Report how many lines contain the word "Country"; answer with the number only.

■ ■ ■

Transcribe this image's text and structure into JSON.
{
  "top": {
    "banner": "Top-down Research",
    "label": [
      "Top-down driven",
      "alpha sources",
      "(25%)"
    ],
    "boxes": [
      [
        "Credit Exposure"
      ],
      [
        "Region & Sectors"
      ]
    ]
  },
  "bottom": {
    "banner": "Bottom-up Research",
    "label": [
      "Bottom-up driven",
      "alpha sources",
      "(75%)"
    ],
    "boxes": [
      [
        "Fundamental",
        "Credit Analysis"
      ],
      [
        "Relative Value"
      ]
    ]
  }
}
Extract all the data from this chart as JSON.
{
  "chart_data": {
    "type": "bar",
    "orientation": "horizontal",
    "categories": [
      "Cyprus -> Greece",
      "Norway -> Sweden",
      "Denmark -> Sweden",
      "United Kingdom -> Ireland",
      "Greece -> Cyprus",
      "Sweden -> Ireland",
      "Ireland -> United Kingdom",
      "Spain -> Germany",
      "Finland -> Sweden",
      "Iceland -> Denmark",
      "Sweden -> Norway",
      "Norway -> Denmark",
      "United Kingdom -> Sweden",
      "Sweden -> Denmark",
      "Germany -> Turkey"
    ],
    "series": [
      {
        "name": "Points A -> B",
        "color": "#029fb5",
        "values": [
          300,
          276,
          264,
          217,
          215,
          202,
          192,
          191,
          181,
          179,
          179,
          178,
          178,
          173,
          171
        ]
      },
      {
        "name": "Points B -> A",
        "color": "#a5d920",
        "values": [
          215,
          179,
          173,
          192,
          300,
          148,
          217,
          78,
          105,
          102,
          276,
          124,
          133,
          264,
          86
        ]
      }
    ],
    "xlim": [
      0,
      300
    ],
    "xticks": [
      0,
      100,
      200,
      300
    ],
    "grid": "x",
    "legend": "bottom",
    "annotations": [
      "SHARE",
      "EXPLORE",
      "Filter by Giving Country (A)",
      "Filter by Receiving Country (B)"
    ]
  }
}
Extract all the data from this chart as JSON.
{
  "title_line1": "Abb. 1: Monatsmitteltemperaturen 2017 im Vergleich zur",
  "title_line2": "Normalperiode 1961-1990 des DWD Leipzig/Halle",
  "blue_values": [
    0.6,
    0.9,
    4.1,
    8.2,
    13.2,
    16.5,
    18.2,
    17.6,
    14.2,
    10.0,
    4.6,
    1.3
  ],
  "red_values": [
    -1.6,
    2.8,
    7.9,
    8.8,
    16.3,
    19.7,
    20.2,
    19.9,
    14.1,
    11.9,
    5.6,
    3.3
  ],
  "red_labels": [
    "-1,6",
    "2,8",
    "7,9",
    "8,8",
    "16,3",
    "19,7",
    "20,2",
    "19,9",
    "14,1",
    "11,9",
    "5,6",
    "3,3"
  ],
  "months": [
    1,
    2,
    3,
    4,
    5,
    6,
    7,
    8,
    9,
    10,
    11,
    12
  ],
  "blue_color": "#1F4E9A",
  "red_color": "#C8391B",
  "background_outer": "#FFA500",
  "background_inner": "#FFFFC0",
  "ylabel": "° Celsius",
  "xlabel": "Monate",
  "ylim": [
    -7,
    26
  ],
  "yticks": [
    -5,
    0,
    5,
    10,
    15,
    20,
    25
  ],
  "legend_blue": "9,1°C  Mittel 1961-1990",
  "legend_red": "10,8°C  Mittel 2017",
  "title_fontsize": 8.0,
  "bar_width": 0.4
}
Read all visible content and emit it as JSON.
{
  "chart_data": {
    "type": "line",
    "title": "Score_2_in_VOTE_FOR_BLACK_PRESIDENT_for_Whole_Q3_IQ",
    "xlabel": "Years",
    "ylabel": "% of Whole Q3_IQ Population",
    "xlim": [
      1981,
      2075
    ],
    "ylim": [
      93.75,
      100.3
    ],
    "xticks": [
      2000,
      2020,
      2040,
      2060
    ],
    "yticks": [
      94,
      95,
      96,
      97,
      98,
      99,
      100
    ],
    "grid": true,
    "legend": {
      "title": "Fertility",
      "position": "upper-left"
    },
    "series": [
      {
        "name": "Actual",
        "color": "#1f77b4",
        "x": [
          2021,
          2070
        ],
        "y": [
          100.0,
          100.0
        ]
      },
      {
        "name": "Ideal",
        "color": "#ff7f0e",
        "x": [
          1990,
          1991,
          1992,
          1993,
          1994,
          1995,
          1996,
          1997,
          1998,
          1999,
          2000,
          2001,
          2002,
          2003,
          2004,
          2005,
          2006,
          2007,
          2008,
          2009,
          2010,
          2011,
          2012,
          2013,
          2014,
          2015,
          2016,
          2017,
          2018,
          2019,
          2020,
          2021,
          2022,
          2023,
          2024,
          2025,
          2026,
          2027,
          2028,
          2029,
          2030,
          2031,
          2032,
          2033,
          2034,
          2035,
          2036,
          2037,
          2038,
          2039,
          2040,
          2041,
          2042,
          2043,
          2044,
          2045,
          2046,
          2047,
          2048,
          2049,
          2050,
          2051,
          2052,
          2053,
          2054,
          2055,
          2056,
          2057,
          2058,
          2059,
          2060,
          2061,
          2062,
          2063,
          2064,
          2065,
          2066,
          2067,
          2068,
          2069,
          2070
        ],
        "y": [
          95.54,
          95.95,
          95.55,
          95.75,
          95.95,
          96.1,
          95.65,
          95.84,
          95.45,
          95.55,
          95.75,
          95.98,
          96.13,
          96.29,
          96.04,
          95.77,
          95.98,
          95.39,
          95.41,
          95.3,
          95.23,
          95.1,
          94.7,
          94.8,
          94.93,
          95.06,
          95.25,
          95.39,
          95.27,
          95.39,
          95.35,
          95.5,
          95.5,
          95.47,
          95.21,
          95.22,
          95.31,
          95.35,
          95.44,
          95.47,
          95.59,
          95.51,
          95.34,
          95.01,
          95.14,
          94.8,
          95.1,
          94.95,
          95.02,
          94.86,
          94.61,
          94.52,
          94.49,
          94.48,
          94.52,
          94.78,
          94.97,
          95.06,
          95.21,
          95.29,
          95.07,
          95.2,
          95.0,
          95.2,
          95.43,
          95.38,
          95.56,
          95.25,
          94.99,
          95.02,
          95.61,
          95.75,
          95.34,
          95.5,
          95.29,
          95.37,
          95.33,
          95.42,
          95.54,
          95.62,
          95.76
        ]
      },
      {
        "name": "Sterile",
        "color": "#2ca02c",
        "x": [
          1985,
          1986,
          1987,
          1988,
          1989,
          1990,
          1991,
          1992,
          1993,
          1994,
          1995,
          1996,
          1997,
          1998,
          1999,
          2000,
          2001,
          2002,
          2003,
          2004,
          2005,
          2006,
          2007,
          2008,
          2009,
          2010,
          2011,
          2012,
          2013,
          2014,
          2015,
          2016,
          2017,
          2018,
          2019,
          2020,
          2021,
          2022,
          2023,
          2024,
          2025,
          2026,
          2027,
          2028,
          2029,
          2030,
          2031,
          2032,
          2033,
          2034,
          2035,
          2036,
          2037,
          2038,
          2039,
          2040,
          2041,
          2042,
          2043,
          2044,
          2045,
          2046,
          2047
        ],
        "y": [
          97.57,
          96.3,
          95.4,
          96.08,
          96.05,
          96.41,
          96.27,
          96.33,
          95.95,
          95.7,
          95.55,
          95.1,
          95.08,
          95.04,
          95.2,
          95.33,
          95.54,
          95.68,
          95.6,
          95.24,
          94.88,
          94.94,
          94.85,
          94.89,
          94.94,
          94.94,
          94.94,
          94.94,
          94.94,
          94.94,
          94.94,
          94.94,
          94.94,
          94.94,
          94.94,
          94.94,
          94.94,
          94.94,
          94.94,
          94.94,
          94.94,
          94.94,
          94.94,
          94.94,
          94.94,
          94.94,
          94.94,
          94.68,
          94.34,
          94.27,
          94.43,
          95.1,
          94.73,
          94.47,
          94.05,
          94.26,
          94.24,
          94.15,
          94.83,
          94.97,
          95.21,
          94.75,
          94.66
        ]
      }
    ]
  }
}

■ ■ ■

Solved exercise — 2